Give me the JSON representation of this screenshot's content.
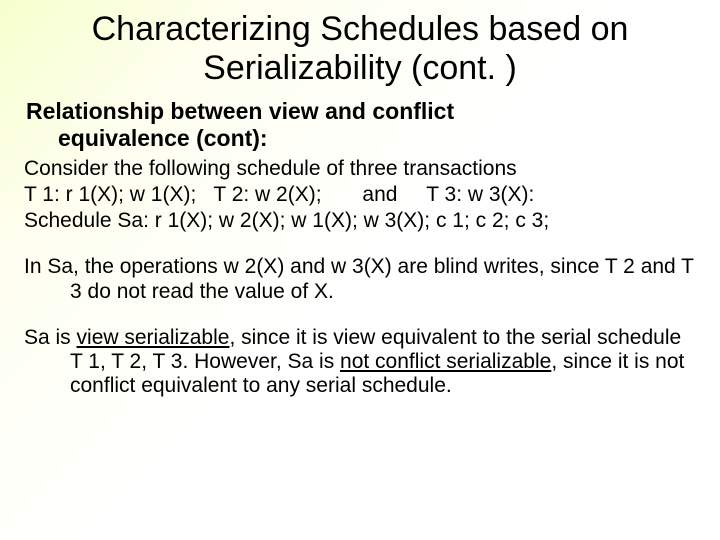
{
  "title": "Characterizing Schedules based on Serializability (cont. )",
  "subhead_l1": "Relationship between view and conflict",
  "subhead_l2": "equivalence (cont):",
  "p_consider": "Consider the following schedule of three transactions",
  "p_tx": "T 1: r 1(X); w 1(X);   T 2: w 2(X);       and     T 3: w 3(X):",
  "p_sa": "Schedule Sa: r 1(X); w 2(X); w 1(X); w 3(X); c 1; c 2; c 3;",
  "p_blind_pre": "In Sa, the operations w 2(X) and w 3(X) are blind writes, since T 2 and T 3 do not read the value of X.",
  "p_final_a": "Sa is ",
  "p_final_vs": "view serializable",
  "p_final_b": ", since it is view equivalent to the serial schedule T 1, T 2, T 3. However, Sa is ",
  "p_final_not": "not conflict serializable",
  "p_final_c": ", since it is not conflict equivalent to any serial schedule."
}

▸ WRITTEN EXERCISE
Omit the pictures and restate the rest of the records verbatim.

▸ FULL RESPONSE
Give me the JSON representation of this screenshot's content.
{
  "title": "Characterizing Schedules based on Serializability (cont. )",
  "subhead_l1": "Relationship between view and conflict",
  "subhead_l2": "equivalence (cont):",
  "p_consider": "Consider the following schedule of three transactions",
  "p_tx": "T 1: r 1(X); w 1(X);   T 2: w 2(X);       and     T 3: w 3(X):",
  "p_sa": "Schedule Sa: r 1(X); w 2(X); w 1(X); w 3(X); c 1; c 2; c 3;",
  "p_blind_pre": "In Sa, the operations w 2(X) and w 3(X) are blind writes, since T 2 and T 3 do not read the value of X.",
  "p_final_a": "Sa is ",
  "p_final_vs": "view serializable",
  "p_final_b": ", since it is view equivalent to the serial schedule T 1, T 2, T 3. However, Sa is ",
  "p_final_not": "not conflict serializable",
  "p_final_c": ", since it is not conflict equivalent to any serial schedule."
}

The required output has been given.